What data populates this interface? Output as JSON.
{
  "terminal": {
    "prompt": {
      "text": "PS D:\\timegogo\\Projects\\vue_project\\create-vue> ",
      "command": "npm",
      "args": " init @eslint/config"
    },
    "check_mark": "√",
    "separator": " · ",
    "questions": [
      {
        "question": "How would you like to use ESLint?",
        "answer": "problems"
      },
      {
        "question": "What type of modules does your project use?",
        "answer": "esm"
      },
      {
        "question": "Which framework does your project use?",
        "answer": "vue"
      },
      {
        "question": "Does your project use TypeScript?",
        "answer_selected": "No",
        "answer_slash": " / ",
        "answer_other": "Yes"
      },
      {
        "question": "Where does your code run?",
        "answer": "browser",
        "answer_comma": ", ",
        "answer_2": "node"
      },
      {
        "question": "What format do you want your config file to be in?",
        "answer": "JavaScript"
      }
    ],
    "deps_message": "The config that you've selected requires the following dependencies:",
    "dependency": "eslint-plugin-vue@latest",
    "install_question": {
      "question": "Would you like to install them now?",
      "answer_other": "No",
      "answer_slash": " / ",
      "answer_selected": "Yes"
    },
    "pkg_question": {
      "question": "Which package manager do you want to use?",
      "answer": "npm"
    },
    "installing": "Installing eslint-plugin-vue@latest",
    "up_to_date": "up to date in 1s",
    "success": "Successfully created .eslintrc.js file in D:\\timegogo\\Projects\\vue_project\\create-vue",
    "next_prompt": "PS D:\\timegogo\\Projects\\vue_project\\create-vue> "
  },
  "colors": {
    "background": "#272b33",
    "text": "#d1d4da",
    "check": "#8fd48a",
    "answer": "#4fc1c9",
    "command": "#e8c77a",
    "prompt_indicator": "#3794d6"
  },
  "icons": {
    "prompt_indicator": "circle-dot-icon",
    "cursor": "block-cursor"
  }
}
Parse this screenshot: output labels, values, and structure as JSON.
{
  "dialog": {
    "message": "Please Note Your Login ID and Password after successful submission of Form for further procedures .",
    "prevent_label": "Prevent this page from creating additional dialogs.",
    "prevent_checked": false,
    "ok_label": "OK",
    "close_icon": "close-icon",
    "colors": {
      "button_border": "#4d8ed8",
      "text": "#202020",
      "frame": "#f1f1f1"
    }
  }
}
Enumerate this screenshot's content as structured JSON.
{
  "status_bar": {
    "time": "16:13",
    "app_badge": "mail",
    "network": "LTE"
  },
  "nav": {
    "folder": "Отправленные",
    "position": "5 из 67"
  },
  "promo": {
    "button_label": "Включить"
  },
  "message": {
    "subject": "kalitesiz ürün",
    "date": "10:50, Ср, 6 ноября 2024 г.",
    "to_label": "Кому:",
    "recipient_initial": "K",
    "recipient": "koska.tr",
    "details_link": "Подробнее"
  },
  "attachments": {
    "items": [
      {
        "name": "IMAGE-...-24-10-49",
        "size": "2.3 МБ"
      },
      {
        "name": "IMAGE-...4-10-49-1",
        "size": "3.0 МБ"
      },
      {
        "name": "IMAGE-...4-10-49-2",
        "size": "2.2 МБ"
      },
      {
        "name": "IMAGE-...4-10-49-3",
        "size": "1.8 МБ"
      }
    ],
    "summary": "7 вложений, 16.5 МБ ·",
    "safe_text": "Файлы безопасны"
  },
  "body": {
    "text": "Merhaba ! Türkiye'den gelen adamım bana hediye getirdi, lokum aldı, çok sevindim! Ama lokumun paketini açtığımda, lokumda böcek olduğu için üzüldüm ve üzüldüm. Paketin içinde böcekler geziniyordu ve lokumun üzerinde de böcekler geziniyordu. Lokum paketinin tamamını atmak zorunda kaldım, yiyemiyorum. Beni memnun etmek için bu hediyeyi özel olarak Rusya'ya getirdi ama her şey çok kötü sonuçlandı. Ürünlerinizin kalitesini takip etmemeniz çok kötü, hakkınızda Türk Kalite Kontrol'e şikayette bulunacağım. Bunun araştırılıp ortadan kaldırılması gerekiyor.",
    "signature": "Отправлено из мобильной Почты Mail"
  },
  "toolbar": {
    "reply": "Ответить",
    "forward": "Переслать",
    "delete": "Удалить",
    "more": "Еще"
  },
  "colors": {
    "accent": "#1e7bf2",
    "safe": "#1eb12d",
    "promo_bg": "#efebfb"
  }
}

····················

_To be done_
From the entries, copy out each line containing the word "this".

_Output of the exercise_
What data populates this interface? Output as JSON.
Parse this screenshot: output labels, values, and structure as JSON.
    "prevent_label": "Prevent this page from creating additional dialogs.",
Enumerate this screenshot's content as structured JSON.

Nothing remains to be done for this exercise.